▸ WORK TO COMPLETE
Retype all of the listing exactly, passing over any picture you find.

[Dataset items]

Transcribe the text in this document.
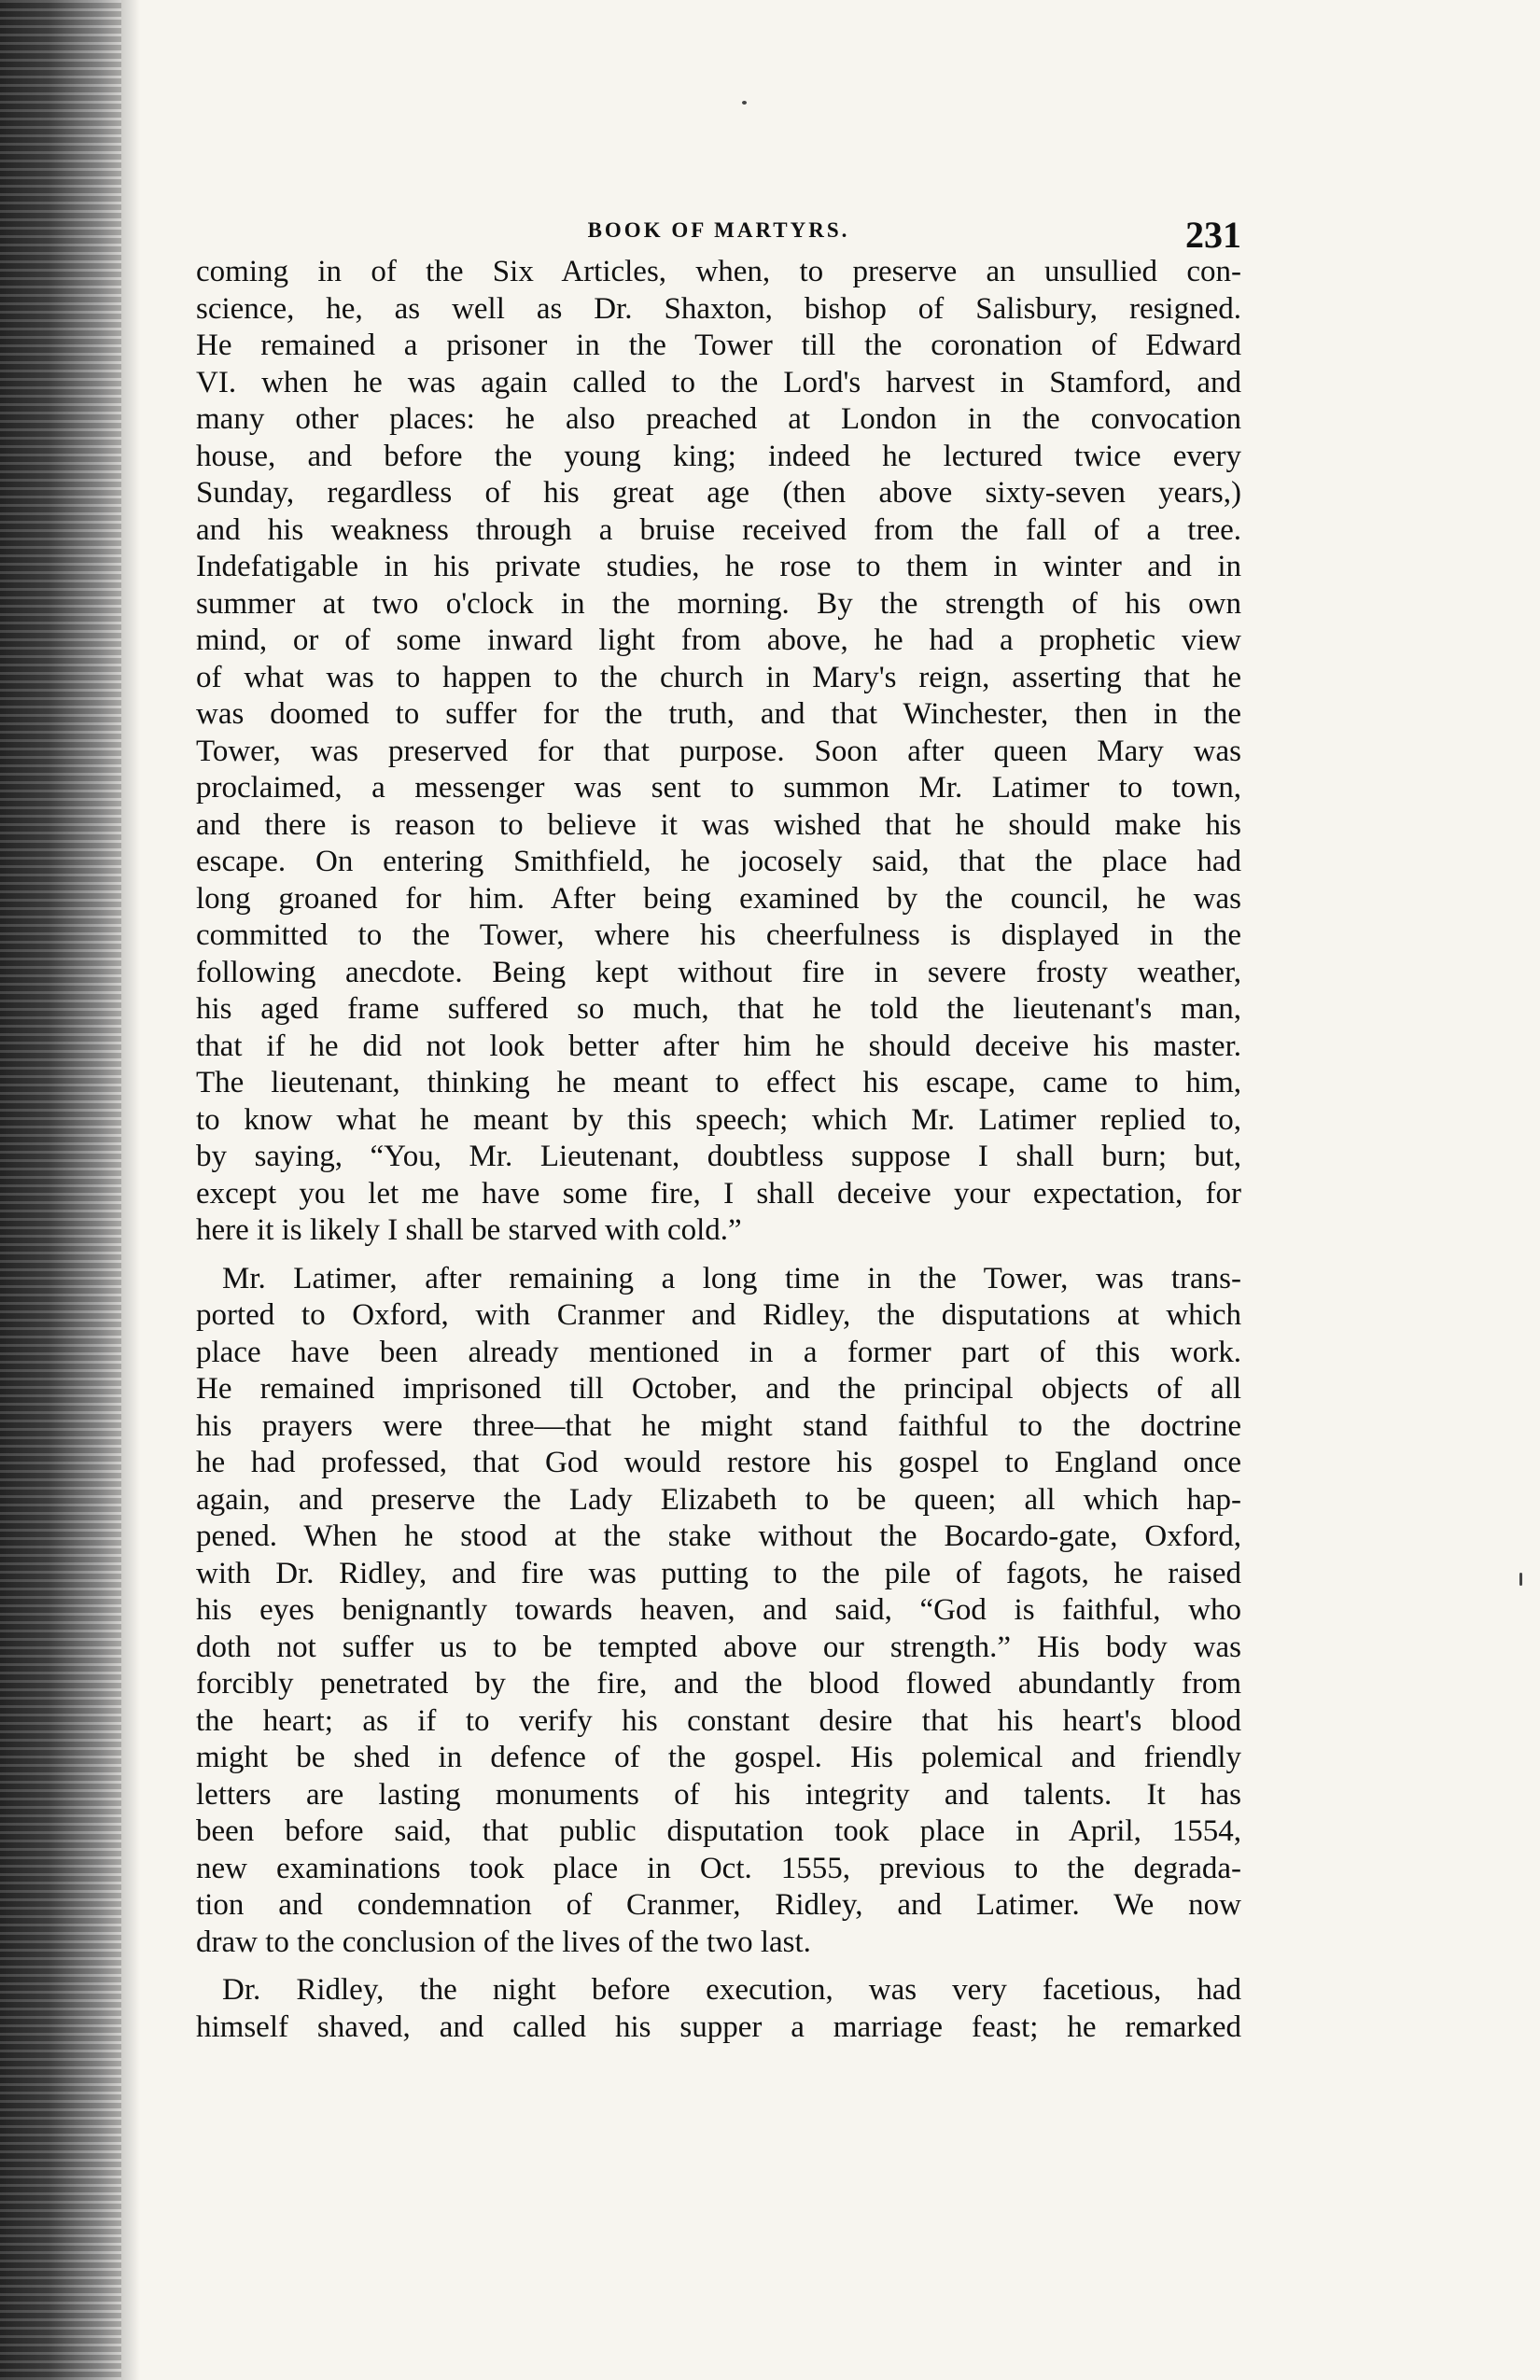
BOOK OF MARTYRS.	231
coming in of the Six Articles, when, to preserve an unsullied con-
science, he, as well as Dr. Shaxton, bishop of Salisbury, resigned.
He remained a prisoner in the Tower till the coronation of Edward
VI. when he was again called to the Lord's harvest in Stamford, and
many other places: he also preached at London in the convocation
house, and before the young king; indeed he lectured twice every
Sunday, regardless of his great age (then above sixty-seven years,)
and his weakness through a bruise received from the fall of a tree.
Indefatigable in his private studies, he rose to them in winter and in
summer at two o'clock in the morning. By the strength of his own
mind, or of some inward light from above, he had a prophetic view
of what was to happen to the church in Mary's reign, asserting that he
was doomed to suffer for the truth, and that Winchester, then in the
Tower, was preserved for that purpose. Soon after queen Mary was
proclaimed, a messenger was sent to summon Mr. Latimer to town,
and there is reason to believe it was wished that he should make his
escape. On entering Smithfield, he jocosely said, that the place had
long groaned for him. After being examined by the council, he was
committed to the Tower, where his cheerfulness is displayed in the
following anecdote. Being kept without fire in severe frosty weather,
his aged frame suffered so much, that he told the lieutenant's man,
that if he did not look better after him he should deceive his master.
The lieutenant, thinking he meant to effect his escape, came to him,
to know what he meant by this speech; which Mr. Latimer replied to,
by saying, “You, Mr. Lieutenant, doubtless suppose I shall burn; but,
except you let me have some fire, I shall deceive your expectation, for
here it is likely I shall be starved with cold.”
Mr. Latimer, after remaining a long time in the Tower, was trans-
ported to Oxford, with Cranmer and Ridley, the disputations at which
place have been already mentioned in a former part of this work.
He remained imprisoned till October, and the principal objects of all
his prayers were three—that he might stand faithful to the doctrine
he had professed, that God would restore his gospel to England once
again, and preserve the Lady Elizabeth to be queen; all which hap-
pened. When he stood at the stake without the Bocardo-gate, Oxford,
with Dr. Ridley, and fire was putting to the pile of fagots, he raised
his eyes benignantly towards heaven, and said, “God is faithful, who
doth not suffer us to be tempted above our strength.” His body was
forcibly penetrated by the fire, and the blood flowed abundantly from
the heart; as if to verify his constant desire that his heart's blood
might be shed in defence of the gospel. His polemical and friendly
letters are lasting monuments of his integrity and talents. It has
been before said, that public disputation took place in April, 1554,
new examinations took place in Oct. 1555, previous to the degrada-
tion and condemnation of Cranmer, Ridley, and Latimer. We now
draw to the conclusion of the lives of the two last.
Dr. Ridley, the night before execution, was very facetious, had
himself shaved, and called his supper a marriage feast; he remarked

▸ TASK RESPONSE
Transcribe the text in this document.
BOOK OF MARTYRS.	231
coming in of the Six Articles, when, to preserve an unsullied con-
science, he, as well as Dr. Shaxton, bishop of Salisbury, resigned.
He remained a prisoner in the Tower till the coronation of Edward
VI. when he was again called to the Lord's harvest in Stamford, and
many other places: he also preached at London in the convocation
house, and before the young king; indeed he lectured twice every
Sunday, regardless of his great age (then above sixty-seven years,)
and his weakness through a bruise received from the fall of a tree.
Indefatigable in his private studies, he rose to them in winter and in
summer at two o'clock in the morning. By the strength of his own
mind, or of some inward light from above, he had a prophetic view
of what was to happen to the church in Mary's reign, asserting that he
was doomed to suffer for the truth, and that Winchester, then in the
Tower, was preserved for that purpose. Soon after queen Mary was
proclaimed, a messenger was sent to summon Mr. Latimer to town,
and there is reason to believe it was wished that he should make his
escape. On entering Smithfield, he jocosely said, that the place had
long groaned for him. After being examined by the council, he was
committed to the Tower, where his cheerfulness is displayed in the
following anecdote. Being kept without fire in severe frosty weather,
his aged frame suffered so much, that he told the lieutenant's man,
that if he did not look better after him he should deceive his master.
The lieutenant, thinking he meant to effect his escape, came to him,
to know what he meant by this speech; which Mr. Latimer replied to,
by saying, “You, Mr. Lieutenant, doubtless suppose I shall burn; but,
except you let me have some fire, I shall deceive your expectation, for
here it is likely I shall be starved with cold.”
Mr. Latimer, after remaining a long time in the Tower, was trans-
ported to Oxford, with Cranmer and Ridley, the disputations at which
place have been already mentioned in a former part of this work.
He remained imprisoned till October, and the principal objects of all
his prayers were three—that he might stand faithful to the doctrine
he had professed, that God would restore his gospel to England once
again, and preserve the Lady Elizabeth to be queen; all which hap-
pened. When he stood at the stake without the Bocardo-gate, Oxford,
with Dr. Ridley, and fire was putting to the pile of fagots, he raised
his eyes benignantly towards heaven, and said, “God is faithful, who
doth not suffer us to be tempted above our strength.” His body was
forcibly penetrated by the fire, and the blood flowed abundantly from
the heart; as if to verify his constant desire that his heart's blood
might be shed in defence of the gospel. His polemical and friendly
letters are lasting monuments of his integrity and talents. It has
been before said, that public disputation took place in April, 1554,
new examinations took place in Oct. 1555, previous to the degrada-
tion and condemnation of Cranmer, Ridley, and Latimer. We now
draw to the conclusion of the lives of the two last.
Dr. Ridley, the night before execution, was very facetious, had
himself shaved, and called his supper a marriage feast; he remarked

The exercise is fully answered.